In the entries that follow, count each line containing "Next" and state the total, nothing more.

________________________

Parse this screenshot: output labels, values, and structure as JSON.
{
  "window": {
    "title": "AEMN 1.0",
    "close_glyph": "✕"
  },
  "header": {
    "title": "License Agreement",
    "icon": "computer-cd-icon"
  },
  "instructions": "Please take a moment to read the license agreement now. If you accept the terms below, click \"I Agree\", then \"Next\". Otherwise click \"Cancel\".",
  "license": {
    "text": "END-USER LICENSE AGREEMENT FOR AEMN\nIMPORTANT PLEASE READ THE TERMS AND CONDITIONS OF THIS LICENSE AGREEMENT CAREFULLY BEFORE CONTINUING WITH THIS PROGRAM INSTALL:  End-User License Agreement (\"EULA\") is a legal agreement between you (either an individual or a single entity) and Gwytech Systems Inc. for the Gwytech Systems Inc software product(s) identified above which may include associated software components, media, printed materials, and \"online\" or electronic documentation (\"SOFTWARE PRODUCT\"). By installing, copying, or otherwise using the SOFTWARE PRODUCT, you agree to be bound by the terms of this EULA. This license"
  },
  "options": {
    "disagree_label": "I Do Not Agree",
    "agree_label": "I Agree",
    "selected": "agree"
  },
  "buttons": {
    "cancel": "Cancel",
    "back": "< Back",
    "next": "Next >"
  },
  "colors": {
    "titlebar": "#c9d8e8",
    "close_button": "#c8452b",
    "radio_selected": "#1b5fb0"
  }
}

________________________

**Full output:** 2